STATED EXERCISE – Below are some entries. Copy each line that holds the string "работу".

───── GIVEN DATA ─────

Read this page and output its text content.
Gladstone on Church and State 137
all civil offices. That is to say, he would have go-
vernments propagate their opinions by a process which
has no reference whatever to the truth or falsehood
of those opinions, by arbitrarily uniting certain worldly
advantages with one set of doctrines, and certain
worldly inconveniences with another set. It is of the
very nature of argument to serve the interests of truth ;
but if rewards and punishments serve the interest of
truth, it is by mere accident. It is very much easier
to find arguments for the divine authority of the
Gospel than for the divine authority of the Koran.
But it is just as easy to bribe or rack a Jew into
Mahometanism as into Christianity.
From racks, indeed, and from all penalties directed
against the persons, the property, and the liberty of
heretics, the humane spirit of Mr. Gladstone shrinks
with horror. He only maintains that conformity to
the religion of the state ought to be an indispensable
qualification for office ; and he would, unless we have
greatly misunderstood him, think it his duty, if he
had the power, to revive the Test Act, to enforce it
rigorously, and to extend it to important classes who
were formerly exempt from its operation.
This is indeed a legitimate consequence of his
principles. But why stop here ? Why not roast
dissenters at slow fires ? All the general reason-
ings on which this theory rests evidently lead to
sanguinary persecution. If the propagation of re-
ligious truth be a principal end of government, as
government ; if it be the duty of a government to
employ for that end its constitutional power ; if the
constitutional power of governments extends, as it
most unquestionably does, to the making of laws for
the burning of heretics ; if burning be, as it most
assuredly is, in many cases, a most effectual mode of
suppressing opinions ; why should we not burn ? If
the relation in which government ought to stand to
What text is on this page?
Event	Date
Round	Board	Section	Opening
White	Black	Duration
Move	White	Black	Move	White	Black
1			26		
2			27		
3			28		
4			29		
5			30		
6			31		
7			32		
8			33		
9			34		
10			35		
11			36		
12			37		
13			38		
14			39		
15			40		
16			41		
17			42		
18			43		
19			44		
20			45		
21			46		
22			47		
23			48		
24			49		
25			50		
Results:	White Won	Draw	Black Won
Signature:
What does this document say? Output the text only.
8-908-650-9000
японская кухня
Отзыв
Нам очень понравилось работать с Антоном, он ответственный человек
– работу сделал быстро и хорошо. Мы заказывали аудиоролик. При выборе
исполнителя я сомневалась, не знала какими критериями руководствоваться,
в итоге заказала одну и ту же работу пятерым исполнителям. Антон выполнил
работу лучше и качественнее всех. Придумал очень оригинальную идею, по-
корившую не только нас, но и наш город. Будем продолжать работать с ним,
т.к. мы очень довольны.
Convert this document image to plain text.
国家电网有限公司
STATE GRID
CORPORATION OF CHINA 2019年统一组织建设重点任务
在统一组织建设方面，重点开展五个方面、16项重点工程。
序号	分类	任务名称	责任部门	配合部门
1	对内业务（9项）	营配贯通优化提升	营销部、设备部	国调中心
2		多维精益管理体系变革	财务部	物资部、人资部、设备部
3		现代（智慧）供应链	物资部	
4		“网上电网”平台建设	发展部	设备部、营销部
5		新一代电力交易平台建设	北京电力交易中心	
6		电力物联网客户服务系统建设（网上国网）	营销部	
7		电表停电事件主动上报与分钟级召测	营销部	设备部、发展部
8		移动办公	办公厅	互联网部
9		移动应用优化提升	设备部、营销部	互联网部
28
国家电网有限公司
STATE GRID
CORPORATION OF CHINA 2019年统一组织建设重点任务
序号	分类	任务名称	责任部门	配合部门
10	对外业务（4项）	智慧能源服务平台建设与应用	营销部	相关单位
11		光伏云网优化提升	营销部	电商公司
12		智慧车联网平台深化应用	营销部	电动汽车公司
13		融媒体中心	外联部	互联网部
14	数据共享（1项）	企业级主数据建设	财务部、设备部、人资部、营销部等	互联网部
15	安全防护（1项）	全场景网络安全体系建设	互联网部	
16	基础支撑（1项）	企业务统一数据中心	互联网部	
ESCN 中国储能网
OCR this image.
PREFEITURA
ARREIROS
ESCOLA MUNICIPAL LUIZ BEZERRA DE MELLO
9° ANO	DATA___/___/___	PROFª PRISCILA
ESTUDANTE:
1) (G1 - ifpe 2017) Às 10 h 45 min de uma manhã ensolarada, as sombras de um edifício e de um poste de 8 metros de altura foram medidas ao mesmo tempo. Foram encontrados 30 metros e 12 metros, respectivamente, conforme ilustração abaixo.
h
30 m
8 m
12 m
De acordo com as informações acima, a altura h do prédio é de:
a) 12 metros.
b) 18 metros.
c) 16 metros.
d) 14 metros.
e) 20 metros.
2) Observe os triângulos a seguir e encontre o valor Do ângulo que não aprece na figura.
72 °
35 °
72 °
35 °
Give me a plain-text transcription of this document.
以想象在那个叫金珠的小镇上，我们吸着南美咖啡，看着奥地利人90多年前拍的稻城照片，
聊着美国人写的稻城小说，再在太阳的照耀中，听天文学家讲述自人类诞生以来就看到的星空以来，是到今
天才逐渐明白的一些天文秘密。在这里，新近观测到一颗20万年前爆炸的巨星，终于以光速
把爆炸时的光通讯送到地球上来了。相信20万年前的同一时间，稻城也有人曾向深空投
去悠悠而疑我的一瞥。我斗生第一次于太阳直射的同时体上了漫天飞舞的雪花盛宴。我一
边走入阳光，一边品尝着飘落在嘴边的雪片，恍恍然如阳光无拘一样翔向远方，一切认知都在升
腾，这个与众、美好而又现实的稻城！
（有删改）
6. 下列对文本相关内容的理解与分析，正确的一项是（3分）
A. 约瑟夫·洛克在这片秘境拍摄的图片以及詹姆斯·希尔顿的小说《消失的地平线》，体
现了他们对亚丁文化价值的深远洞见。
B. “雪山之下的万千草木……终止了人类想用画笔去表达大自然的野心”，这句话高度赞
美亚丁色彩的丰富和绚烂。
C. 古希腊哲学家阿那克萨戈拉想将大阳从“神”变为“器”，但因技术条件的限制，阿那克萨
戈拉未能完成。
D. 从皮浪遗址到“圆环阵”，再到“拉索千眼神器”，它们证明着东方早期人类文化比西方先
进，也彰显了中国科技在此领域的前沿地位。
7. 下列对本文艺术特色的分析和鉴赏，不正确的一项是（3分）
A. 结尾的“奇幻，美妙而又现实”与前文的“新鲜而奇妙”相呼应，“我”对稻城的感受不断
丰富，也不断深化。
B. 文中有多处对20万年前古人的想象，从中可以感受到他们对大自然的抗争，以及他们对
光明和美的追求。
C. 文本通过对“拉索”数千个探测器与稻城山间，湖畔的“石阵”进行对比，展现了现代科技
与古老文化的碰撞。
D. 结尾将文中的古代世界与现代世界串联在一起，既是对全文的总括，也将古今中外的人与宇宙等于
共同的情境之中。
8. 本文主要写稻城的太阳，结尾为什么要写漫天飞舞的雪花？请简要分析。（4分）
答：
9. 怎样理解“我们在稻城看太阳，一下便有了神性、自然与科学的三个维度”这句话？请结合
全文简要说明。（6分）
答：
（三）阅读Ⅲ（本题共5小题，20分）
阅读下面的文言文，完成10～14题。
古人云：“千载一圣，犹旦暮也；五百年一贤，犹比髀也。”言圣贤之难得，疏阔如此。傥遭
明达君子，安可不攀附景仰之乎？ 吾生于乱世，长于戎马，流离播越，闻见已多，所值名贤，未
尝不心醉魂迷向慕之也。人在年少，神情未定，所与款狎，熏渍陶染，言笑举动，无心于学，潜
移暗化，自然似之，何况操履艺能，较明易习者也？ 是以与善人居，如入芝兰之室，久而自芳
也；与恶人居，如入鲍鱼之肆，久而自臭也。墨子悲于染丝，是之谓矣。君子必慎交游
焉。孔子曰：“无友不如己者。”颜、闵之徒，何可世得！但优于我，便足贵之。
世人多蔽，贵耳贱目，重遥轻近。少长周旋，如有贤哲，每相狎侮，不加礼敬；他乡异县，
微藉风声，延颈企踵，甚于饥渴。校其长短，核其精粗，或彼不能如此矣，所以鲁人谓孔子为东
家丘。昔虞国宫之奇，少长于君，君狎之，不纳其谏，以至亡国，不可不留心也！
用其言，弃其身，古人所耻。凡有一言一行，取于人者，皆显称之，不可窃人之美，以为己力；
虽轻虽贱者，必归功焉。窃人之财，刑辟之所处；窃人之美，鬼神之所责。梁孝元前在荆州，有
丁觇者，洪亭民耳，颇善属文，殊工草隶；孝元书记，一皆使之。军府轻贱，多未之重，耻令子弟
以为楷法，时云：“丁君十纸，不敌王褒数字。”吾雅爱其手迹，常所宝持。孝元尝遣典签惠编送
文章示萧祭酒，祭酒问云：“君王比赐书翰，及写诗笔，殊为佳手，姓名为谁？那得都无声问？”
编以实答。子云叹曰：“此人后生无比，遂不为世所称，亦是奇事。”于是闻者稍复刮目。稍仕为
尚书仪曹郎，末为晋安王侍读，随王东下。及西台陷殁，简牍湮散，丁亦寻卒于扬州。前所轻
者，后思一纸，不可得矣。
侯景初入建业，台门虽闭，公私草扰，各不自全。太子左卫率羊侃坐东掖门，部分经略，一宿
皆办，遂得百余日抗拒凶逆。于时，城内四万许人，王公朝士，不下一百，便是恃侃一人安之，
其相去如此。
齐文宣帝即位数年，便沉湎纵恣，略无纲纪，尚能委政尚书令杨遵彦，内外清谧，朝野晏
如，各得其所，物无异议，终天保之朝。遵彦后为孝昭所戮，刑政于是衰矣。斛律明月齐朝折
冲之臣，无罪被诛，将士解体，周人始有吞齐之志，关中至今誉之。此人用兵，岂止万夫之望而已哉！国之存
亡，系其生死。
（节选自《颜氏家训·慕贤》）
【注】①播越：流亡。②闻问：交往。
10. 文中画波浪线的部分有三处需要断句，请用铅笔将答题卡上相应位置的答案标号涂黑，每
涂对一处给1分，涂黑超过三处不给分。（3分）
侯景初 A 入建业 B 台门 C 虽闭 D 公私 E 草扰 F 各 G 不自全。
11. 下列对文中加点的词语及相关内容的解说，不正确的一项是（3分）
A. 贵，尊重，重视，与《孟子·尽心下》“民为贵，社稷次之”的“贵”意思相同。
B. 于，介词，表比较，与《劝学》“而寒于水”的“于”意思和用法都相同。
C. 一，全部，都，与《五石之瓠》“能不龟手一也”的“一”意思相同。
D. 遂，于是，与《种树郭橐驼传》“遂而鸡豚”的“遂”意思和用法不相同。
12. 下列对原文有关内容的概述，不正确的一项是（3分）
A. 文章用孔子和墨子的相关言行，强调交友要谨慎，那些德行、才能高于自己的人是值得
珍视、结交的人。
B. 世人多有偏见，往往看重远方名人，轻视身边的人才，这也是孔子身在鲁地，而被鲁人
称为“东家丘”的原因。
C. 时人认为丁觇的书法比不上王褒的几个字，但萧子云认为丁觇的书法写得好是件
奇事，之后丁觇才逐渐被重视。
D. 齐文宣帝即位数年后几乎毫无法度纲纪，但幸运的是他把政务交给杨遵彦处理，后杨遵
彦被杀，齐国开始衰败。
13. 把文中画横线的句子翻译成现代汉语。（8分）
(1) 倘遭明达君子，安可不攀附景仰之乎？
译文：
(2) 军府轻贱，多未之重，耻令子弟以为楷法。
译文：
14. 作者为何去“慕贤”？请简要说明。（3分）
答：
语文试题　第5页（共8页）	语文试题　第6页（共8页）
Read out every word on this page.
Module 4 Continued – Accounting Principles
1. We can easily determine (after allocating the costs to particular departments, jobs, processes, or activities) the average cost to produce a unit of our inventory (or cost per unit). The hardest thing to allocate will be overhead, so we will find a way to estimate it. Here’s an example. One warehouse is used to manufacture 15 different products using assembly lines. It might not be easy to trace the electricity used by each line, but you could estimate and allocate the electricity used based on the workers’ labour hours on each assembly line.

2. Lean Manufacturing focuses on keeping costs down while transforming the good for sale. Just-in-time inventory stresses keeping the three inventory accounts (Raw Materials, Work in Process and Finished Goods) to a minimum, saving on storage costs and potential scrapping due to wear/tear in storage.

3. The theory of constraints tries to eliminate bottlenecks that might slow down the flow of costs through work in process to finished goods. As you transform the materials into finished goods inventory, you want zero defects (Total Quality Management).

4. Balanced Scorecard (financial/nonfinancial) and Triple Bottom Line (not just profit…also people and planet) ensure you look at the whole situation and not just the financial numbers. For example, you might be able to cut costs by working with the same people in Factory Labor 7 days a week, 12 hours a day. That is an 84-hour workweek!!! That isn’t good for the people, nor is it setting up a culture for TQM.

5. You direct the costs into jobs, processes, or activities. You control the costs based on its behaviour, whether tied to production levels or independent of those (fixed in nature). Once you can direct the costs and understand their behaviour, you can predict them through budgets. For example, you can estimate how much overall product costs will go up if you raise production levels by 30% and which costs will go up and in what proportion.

─────

REPLY –
– работу сделал быстро и хорошо. Мы заказывали аудиоролик. При выборе
в итоге заказала одну и ту же работу пятерым исполнителям. Антон выполнил
работу лучше и качественнее всех. Придумал очень оригинальную идею, по-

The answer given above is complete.